*WHAT THE EXERCISE ASKS*.
Rewrite the lines below, from the line holding "language-select[interactable]: English bbox=[579, 144, 713, 189]" through the line holding "menu-item-contact[interactable]: Contact Page", inclusive, as a Markdown table with the columns No. and Line. Leave out blank lines.

*Entries from a dataset*.
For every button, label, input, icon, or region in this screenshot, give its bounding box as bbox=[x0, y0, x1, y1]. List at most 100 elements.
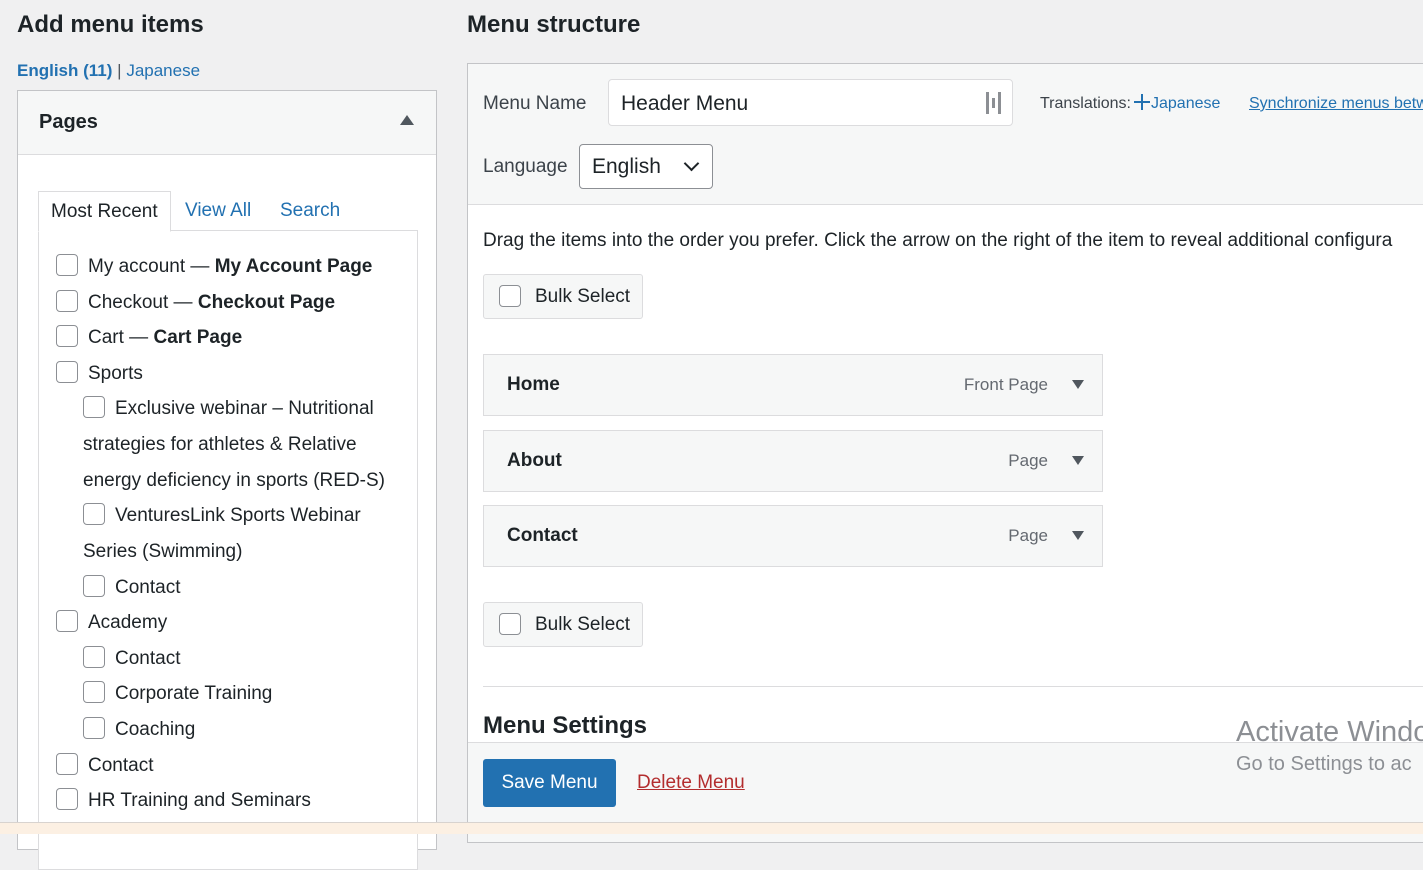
language-select[interactable]: English bbox=[579, 144, 713, 189]
checkbox[interactable] bbox=[56, 361, 78, 383]
menu-item-contact[interactable]: Contact Page bbox=[483, 505, 1103, 567]
bulk-select-bottom[interactable]: Bulk Select bbox=[483, 602, 643, 647]
bulk-select-checkbox[interactable] bbox=[499, 613, 521, 635]
page-dash: — bbox=[185, 256, 215, 278]
page-item-contact[interactable]: Contact bbox=[83, 575, 181, 599]
tab-view-all[interactable]: View All bbox=[173, 191, 263, 230]
page-state: Cart Page bbox=[153, 327, 243, 349]
menu-item-title: Contact bbox=[507, 525, 578, 546]
drag-instructions: Drag the items into the order you prefer… bbox=[483, 230, 1393, 251]
expand-arrow-icon[interactable] bbox=[1072, 531, 1084, 540]
menu-item-about[interactable]: About Page bbox=[483, 430, 1103, 492]
page-title: My account bbox=[88, 256, 186, 278]
page-item-cart[interactable]: Cart — Cart Page bbox=[56, 325, 243, 349]
add-menu-items-title: Add menu items bbox=[17, 11, 204, 38]
page-title: Academy bbox=[88, 612, 168, 634]
checkbox[interactable] bbox=[83, 717, 105, 739]
page-item-my-account[interactable]: My account — My Account Page bbox=[56, 254, 373, 278]
translations: Translations: Japanese bbox=[1040, 94, 1220, 113]
bulk-select-label: Bulk Select bbox=[535, 286, 631, 307]
page-item-ventureslink-webinar[interactable]: VenturesLink Sports Webinar bbox=[83, 503, 361, 527]
add-translation-japanese-link[interactable]: Japanese bbox=[1151, 95, 1220, 112]
page-title: Corporate Training bbox=[115, 683, 273, 705]
menu-header: Menu Name Header Menu Translations: Japan… bbox=[468, 64, 1423, 205]
checkbox[interactable] bbox=[83, 503, 105, 525]
save-menu-button[interactable]: Save Menu bbox=[483, 759, 616, 807]
checkbox[interactable] bbox=[56, 254, 78, 276]
page-title: Coaching bbox=[115, 719, 196, 741]
bulk-select-top[interactable]: Bulk Select bbox=[483, 274, 643, 319]
checkbox[interactable] bbox=[83, 575, 105, 597]
language-separator: | bbox=[117, 61, 122, 80]
windows-activation-watermark: Activate Windo Go to Settings to ac bbox=[1236, 716, 1423, 776]
menu-name-input[interactable]: Header Menu bbox=[608, 79, 1013, 126]
page-item-exclusive-webinar[interactable]: Exclusive webinar – Nutritional bbox=[83, 396, 374, 420]
language-select-value: English bbox=[592, 155, 661, 178]
expand-arrow-icon[interactable] bbox=[1072, 380, 1084, 389]
pages-metabox-header[interactable]: Pages bbox=[18, 91, 436, 155]
page-title-line: energy deficiency in sports (RED-S) bbox=[83, 470, 385, 491]
page-state: My Account Page bbox=[214, 256, 373, 278]
page-item-corporate-training[interactable]: Corporate Training bbox=[83, 681, 273, 705]
page-title: Contact bbox=[115, 577, 181, 599]
menu-item-title: About bbox=[507, 450, 562, 471]
page-title: Sports bbox=[88, 363, 143, 385]
page-title: Checkout bbox=[88, 292, 169, 314]
menu-structure-title: Menu structure bbox=[467, 11, 641, 38]
watermark-line-2: Go to Settings to ac bbox=[1236, 753, 1412, 775]
menu-item-type: Page bbox=[1008, 451, 1048, 470]
expand-arrow-icon[interactable] bbox=[1072, 456, 1084, 465]
bulk-select-label: Bulk Select bbox=[535, 614, 631, 635]
most-recent-panel: My account — My Account Page Checkout — … bbox=[38, 230, 418, 870]
tab-search[interactable]: Search bbox=[268, 191, 352, 230]
language-label: Language bbox=[483, 156, 568, 177]
collapse-arrow-icon[interactable] bbox=[400, 115, 414, 125]
translations-label: Translations: bbox=[1040, 95, 1131, 112]
tab-most-recent[interactable]: Most Recent bbox=[38, 191, 171, 232]
password-manager-icon[interactable] bbox=[986, 92, 1002, 114]
checkbox[interactable] bbox=[56, 788, 78, 810]
checkbox[interactable] bbox=[56, 610, 78, 632]
page-title-line: Exclusive webinar – Nutritional bbox=[115, 398, 374, 420]
page-item-sports[interactable]: Sports bbox=[56, 361, 143, 385]
checkbox[interactable] bbox=[56, 290, 78, 312]
menu-settings-title: Menu Settings bbox=[483, 712, 648, 739]
pages-metabox: Pages Most Recent View All Search My acc… bbox=[17, 90, 437, 870]
menu-name-value: Header Menu bbox=[621, 92, 749, 115]
menu-item-home[interactable]: Home Front Page bbox=[483, 354, 1103, 416]
page-title: Contact bbox=[115, 648, 181, 670]
menu-item-title: Home bbox=[507, 374, 560, 395]
checkbox[interactable] bbox=[83, 396, 105, 418]
checkbox[interactable] bbox=[83, 646, 105, 668]
language-link-english[interactable]: English (11) bbox=[17, 61, 112, 80]
bulk-select-checkbox[interactable] bbox=[499, 285, 521, 307]
page-title: Contact bbox=[88, 755, 154, 777]
checkbox[interactable] bbox=[56, 325, 78, 347]
page-item-checkout[interactable]: Checkout — Checkout Page bbox=[56, 290, 336, 314]
page-item-academy[interactable]: Academy bbox=[56, 610, 168, 634]
bottom-notice-bar bbox=[0, 822, 1423, 834]
watermark-line-1: Activate Windo bbox=[1236, 716, 1423, 748]
page-title: HR Training and Seminars bbox=[88, 790, 311, 812]
page-item-hr-training[interactable]: HR Training and Seminars bbox=[56, 788, 311, 812]
page-title: Cart bbox=[88, 327, 124, 349]
page-item-contact[interactable]: Contact bbox=[83, 646, 181, 670]
page-title-line: strategies for athletes & Relative bbox=[83, 434, 357, 455]
plus-icon[interactable] bbox=[1134, 94, 1150, 110]
language-switcher: English (11) | Japanese bbox=[17, 61, 200, 81]
pages-metabox-title: Pages bbox=[39, 111, 98, 133]
page-item-coaching[interactable]: Coaching bbox=[83, 717, 196, 741]
page-dash: — bbox=[168, 292, 198, 314]
page-item-contact[interactable]: Contact bbox=[56, 753, 154, 777]
menu-item-type: Front Page bbox=[963, 375, 1048, 394]
language-link-japanese[interactable]: Japanese bbox=[126, 61, 200, 80]
checkbox[interactable] bbox=[56, 753, 78, 775]
checkbox[interactable] bbox=[83, 681, 105, 703]
page-state: Checkout Page bbox=[197, 292, 336, 314]
page-dash: — bbox=[123, 327, 154, 349]
divider bbox=[483, 686, 1423, 687]
synchronize-menus-link[interactable]: Synchronize menus betw bbox=[1249, 95, 1423, 113]
menu-name-label: Menu Name bbox=[483, 93, 587, 114]
page-title-line: Series (Swimming) bbox=[83, 541, 243, 562]
delete-menu-link[interactable]: Delete Menu bbox=[637, 772, 745, 794]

*COMPLETE RESPONSE*.
| No. | Line |
|---|---|
| 1 | language-select[interactable]: English bbox=[579, 144, 713, 189] |
| 2 | checkbox[interactable] bbox=[56, 361, 78, 383] |
| 3 | menu-item-contact[interactable]: Contact Page bbox=[483, 505, 1103, 567] |